(Records of where the elements appear)
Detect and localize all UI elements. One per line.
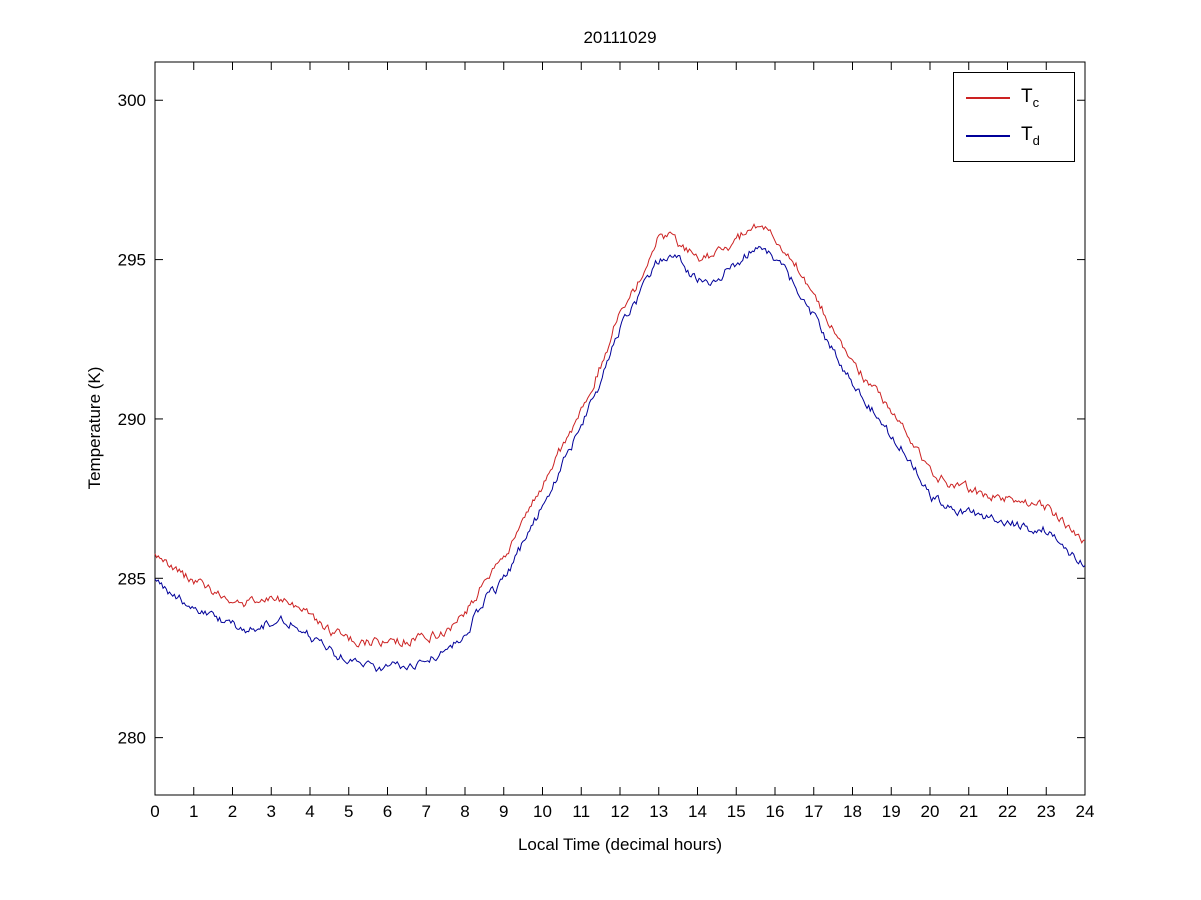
legend-entry-Td: Td [954,125,1074,147]
y-axis-label: Temperature (K) [85,366,104,490]
y-tick-label: 295 [118,251,146,270]
legend-label: Td [1021,124,1040,148]
x-tick-label: 9 [499,802,508,821]
y-tick-label: 280 [118,729,146,748]
x-tick-label: 22 [998,802,1017,821]
legend: Tc Td [953,72,1075,162]
x-tick-label: 19 [882,802,901,821]
legend-line-sample [966,96,1010,99]
x-tick-label: 11 [572,802,590,821]
chart-title: 20111029 [583,28,657,47]
x-tick-label: 0 [150,802,159,821]
legend-line-sample [966,134,1010,137]
x-tick-label: 8 [460,802,469,821]
x-tick-label: 18 [843,802,862,821]
x-tick-label: 1 [189,802,198,821]
x-tick-label: 5 [344,802,353,821]
x-tick-label: 14 [688,802,707,821]
x-tick-label: 10 [533,802,552,821]
x-tick-label: 21 [959,802,978,821]
x-tick-label: 7 [422,802,431,821]
x-tick-label: 13 [649,802,668,821]
x-tick-label: 2 [228,802,237,821]
x-tick-label: 20 [921,802,940,821]
x-axis-label: Local Time (decimal hours) [517,835,723,854]
x-tick-label: 17 [804,802,823,821]
y-tick-label: 285 [118,569,146,588]
x-tick-label: 16 [766,802,785,821]
legend-entry-Tc: Tc [954,87,1074,109]
x-tick-label: 12 [611,802,630,821]
series-line-Tc [154,223,1086,648]
x-tick-label: 6 [383,802,392,821]
series-line-Td [154,245,1086,673]
legend-label: Tc [1021,86,1040,110]
axes-box [154,61,1086,796]
y-tick-label: 300 [118,91,146,110]
x-tick-label: 23 [1037,802,1056,821]
x-tick-label: 3 [267,802,276,821]
x-tick-label: 4 [305,802,314,821]
x-tick-label: 24 [1076,802,1095,821]
x-tick-label: 15 [727,802,746,821]
y-tick-label: 290 [118,410,146,429]
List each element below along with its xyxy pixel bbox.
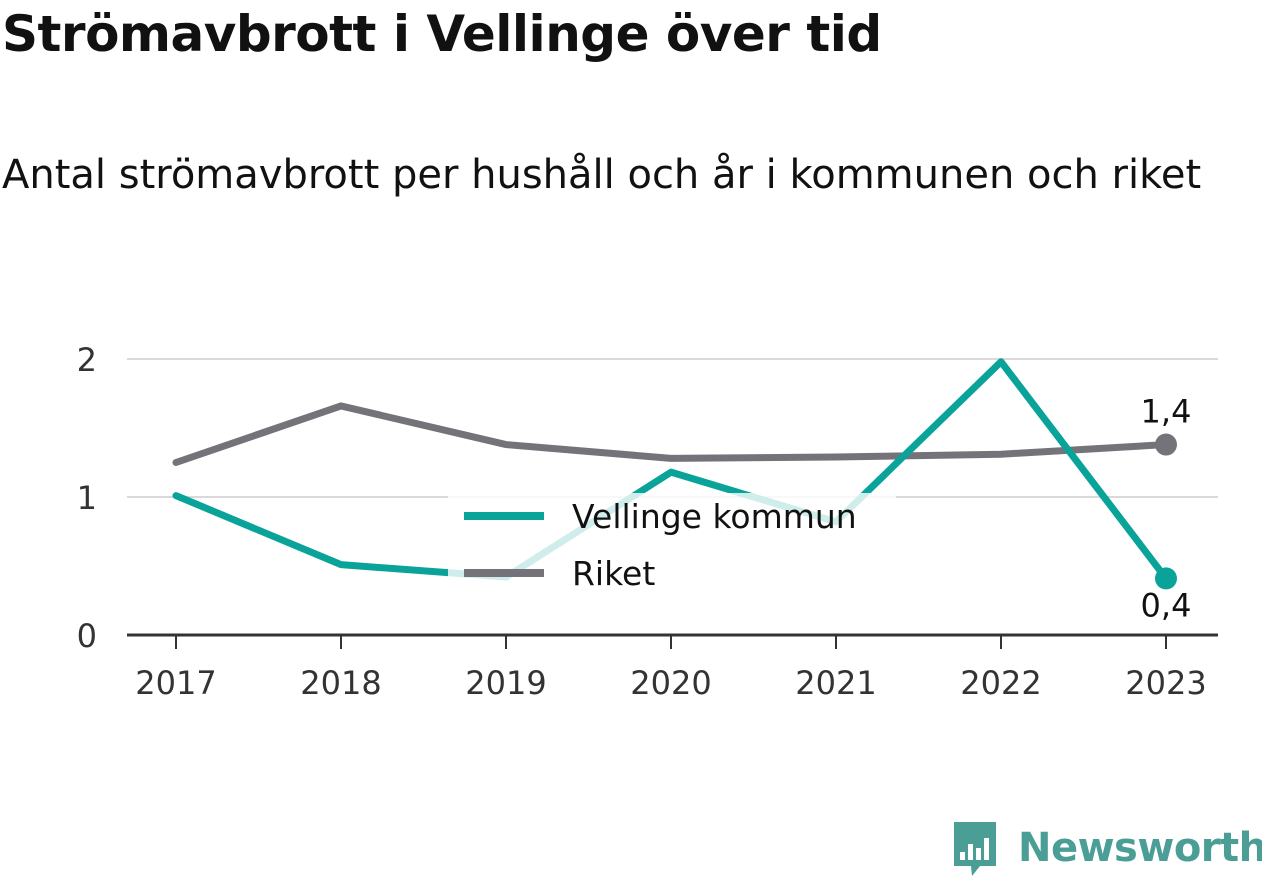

> [What you are asked to do] Return every line of the items above verbatim, omitting the pictures.

> [Response]
Detect and localize all UI elements. One per line.
legend-entry-Td: Td [954,125,1074,147]
y-axis-label: Temperature (K) [85,366,104,490]
y-tick-label: 295 [118,251,146,270]
legend-label: Td [1021,124,1040,148]
x-tick-label: 9 [499,802,508,821]
y-tick-label: 280 [118,729,146,748]
x-tick-label: 22 [998,802,1017,821]
legend: Tc Td [953,72,1075,162]
x-tick-label: 19 [882,802,901,821]
legend-line-sample [966,96,1010,99]
x-tick-label: 11 [572,802,590,821]
chart-title: 20111029 [583,28,657,47]
x-tick-label: 0 [150,802,159,821]
legend-line-sample [966,134,1010,137]
x-tick-label: 8 [460,802,469,821]
x-tick-label: 18 [843,802,862,821]
x-tick-label: 1 [189,802,198,821]
x-tick-label: 5 [344,802,353,821]
x-tick-label: 14 [688,802,707,821]
x-tick-label: 10 [533,802,552,821]
x-tick-label: 21 [959,802,978,821]
x-tick-label: 7 [422,802,431,821]
x-tick-label: 13 [649,802,668,821]
x-tick-label: 2 [228,802,237,821]
x-tick-label: 20 [921,802,940,821]
x-axis-label: Local Time (decimal hours) [517,835,723,854]
x-tick-label: 17 [804,802,823,821]
y-tick-label: 285 [118,569,146,588]
x-tick-label: 16 [766,802,785,821]
legend-entry-Tc: Tc [954,87,1074,109]
x-tick-label: 12 [611,802,630,821]
series-line-Tc [154,223,1086,648]
x-tick-label: 6 [383,802,392,821]
series-line-Td [154,245,1086,673]
legend-label: Tc [1021,86,1040,110]
axes-box [154,61,1086,796]
y-tick-label: 300 [118,91,146,110]
x-tick-label: 23 [1037,802,1056,821]
x-tick-label: 3 [267,802,276,821]
x-tick-label: 4 [305,802,314,821]
x-tick-label: 24 [1076,802,1095,821]
x-tick-label: 15 [727,802,746,821]
y-tick-label: 290 [118,410,146,429]
List each element below along with its xyxy pixel bbox.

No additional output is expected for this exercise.